--- start EXCERPTED RECORDS ---
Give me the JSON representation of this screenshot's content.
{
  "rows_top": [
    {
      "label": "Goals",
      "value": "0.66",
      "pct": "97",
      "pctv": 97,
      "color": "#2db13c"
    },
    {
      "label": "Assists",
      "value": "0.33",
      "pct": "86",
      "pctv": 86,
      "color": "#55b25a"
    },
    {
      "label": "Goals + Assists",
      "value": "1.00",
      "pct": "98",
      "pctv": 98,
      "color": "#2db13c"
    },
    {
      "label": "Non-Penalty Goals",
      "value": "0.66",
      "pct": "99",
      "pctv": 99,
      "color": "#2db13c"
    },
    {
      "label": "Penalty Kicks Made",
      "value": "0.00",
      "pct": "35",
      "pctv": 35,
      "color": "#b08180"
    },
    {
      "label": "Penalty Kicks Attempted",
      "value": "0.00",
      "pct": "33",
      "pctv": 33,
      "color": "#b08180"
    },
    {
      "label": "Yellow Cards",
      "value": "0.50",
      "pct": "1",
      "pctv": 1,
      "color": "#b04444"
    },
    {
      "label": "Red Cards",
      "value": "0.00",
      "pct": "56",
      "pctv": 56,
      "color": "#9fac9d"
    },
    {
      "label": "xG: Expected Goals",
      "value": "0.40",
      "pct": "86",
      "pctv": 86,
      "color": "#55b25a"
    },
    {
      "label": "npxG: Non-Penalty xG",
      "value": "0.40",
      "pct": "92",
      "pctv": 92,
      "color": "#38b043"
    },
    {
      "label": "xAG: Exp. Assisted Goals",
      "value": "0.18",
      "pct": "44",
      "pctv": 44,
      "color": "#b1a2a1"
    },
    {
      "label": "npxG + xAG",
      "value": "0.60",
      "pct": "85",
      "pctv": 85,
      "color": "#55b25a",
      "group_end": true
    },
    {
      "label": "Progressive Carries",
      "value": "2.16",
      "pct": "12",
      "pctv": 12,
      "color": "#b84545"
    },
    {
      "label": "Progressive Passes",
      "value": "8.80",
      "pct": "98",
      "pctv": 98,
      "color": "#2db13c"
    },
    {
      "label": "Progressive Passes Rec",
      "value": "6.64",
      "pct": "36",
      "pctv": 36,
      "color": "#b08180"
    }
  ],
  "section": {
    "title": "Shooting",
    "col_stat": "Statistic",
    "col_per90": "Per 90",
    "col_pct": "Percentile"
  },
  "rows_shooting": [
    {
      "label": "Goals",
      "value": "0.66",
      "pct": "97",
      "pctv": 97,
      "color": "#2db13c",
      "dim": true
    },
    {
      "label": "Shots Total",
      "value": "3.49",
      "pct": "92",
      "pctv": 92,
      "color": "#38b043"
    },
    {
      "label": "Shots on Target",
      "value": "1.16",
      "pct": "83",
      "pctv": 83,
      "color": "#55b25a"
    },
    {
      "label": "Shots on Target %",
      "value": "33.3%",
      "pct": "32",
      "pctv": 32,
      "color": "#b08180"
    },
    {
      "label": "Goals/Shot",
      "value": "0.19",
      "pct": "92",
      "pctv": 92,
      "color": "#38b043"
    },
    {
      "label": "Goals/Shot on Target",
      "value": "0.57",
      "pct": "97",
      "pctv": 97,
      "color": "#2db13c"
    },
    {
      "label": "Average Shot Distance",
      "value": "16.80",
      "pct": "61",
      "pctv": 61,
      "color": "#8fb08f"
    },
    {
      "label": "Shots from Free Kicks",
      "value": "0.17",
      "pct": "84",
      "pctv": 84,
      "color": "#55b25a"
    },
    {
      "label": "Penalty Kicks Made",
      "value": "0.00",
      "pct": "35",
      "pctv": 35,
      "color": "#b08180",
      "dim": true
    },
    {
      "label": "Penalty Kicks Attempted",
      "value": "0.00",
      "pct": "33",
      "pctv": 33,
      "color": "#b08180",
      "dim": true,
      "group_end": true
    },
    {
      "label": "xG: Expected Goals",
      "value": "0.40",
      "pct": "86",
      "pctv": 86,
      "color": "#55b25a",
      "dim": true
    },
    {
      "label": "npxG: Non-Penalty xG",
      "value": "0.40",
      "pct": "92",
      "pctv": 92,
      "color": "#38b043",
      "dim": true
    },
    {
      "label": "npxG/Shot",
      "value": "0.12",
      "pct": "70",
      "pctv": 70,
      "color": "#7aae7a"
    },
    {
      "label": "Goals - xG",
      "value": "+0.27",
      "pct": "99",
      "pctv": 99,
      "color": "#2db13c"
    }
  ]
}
--- end EXCERPTED RECORDS ---
### DO THIS
Gather each line in these records that contains the string "Goals".

### FINISHED EXERCISE
      "label": "Goals",
      "label": "Goals + Assists",
      "label": "Non-Penalty Goals",
      "label": "xG: Expected Goals",
      "label": "xAG: Exp. Assisted Goals",
      "label": "Goals",
      "label": "Goals/Shot",
      "label": "Goals/Shot on Target",
      "label": "xG: Expected Goals",
      "label": "Goals - xG",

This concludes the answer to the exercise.